Dazepinil

Clinical data
- Other names: HRP 543

Identifiers
- IUPAC name 2,3-dimethyl-4-phenyl-4,5-dihydro-1,3-benzodiazepine;
- CAS Number: 75991-50-3 75241-19-9;
- PubChem CID: 53432;
- ChemSpider: 48264;
- UNII: 730EPY2HSM;
- ChEMBL: ChEMBL117042;
- CompTox Dashboard (EPA): DTXSID20996719 ;

Chemical and physical data
- Formula: C_{17}H_{18}N_{2}
- Molar mass: 250.345 g·mol^{−1}
- 3D model (JSmol): Interactive image;
- SMILES CC1=NC2=CC=CC=C2CC(N1C)C3=CC=CC=C3;
- InChI InChI=1S/C17H18N2/c1-13-18-16-11-7-6-10-15(16)12-17(19(13)2)14-8-4-3-5-9-14/h3-11,17H,12H2,1-2H3; Key:STDYWHYUOSSCBO-UHFFFAOYSA-N;

= Dazepinil =

Antidepressant

Dazepinil, classified as a tricyclic antidepressant, is a pharmacological compound that has never been approved for medical use. Its mechanism of action involves inhibiting the reuptake of norepinephrine and serotonin at the synaptic cleft, thereby enhancing neurotransmitter availability in the brain.

**ASSIGNMENT:**
Please extract, word for word, the part of the Dazepinil entry starting at "Chemical and physical" and ending at "in the brain.".

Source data
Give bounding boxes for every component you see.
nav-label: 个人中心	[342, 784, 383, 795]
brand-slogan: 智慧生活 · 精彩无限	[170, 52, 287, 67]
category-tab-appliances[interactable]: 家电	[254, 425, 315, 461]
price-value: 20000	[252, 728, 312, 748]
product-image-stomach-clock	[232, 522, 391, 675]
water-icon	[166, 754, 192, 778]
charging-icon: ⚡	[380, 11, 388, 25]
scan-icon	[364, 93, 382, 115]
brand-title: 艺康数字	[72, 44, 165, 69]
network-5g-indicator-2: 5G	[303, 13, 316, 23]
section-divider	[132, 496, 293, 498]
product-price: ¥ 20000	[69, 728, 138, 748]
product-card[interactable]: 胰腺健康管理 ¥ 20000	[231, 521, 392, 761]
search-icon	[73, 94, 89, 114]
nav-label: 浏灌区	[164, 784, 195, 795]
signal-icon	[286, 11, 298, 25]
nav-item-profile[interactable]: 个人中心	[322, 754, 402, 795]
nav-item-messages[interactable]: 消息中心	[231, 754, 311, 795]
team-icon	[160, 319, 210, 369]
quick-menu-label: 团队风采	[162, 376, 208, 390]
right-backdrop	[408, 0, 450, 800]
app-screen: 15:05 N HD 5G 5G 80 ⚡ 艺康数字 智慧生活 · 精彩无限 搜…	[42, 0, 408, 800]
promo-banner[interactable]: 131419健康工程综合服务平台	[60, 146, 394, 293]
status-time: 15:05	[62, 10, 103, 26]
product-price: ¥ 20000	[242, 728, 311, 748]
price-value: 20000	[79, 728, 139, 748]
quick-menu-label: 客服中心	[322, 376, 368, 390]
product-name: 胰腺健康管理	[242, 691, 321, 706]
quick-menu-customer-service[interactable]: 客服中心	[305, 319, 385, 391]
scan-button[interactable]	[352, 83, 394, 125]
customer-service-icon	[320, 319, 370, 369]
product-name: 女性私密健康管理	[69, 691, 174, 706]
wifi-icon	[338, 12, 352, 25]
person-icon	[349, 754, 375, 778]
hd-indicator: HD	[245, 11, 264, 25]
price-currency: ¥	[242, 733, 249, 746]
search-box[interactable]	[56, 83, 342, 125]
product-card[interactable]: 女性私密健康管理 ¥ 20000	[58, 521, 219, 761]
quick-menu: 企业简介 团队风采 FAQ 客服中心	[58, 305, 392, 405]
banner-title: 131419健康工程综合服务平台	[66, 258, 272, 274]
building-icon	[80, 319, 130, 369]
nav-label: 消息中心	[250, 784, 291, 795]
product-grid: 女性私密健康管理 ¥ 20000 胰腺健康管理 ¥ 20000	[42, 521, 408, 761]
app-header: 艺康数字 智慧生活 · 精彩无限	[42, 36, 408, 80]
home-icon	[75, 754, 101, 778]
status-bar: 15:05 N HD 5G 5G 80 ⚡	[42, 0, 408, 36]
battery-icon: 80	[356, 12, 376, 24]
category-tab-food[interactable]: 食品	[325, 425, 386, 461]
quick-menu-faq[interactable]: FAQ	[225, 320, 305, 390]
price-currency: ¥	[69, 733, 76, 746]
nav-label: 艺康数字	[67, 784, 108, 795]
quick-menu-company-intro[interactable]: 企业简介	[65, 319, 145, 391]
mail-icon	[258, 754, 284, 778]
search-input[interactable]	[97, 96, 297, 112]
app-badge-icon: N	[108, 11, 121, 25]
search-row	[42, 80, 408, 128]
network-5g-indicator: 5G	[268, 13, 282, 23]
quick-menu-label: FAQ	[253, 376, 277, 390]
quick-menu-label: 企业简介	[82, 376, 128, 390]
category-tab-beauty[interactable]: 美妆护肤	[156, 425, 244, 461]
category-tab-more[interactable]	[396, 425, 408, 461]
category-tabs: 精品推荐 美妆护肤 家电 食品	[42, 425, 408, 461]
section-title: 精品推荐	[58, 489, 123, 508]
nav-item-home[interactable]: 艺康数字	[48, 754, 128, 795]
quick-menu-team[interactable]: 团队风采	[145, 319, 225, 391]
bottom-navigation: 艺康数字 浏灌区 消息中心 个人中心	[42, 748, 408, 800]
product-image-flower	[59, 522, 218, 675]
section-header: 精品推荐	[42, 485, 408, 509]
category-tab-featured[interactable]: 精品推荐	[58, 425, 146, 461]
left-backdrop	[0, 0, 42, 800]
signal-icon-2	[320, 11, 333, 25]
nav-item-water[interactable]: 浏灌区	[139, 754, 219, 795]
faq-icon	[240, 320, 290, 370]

**RESULT BELOW:**
Chemical and physical data
- Formula: C_{17}H_{18}N_{2}
- Molar mass: 250.345 g·mol^{−1}
- 3D model (JSmol): Interactive image;
- SMILES CC1=NC2=CC=CC=C2CC(N1C)C3=CC=CC=C3;
- InChI InChI=1S/C17H18N2/c1-13-18-16-11-7-6-10-15(16)12-17(19(13)2)14-8-4-3-5-9-14/h3-11,17H,12H2,1-2H3; Key:STDYWHYUOSSCBO-UHFFFAOYSA-N;

= Dazepinil =

Antidepressant

Dazepinil, classified as a tricyclic antidepressant, is a pharmacological compound that has never been approved for medical use. Its mechanism of action involves inhibiting the reuptake of norepinephrine and serotonin at the synaptic cleft, thereby enhancing neurotransmitter availability in the brain.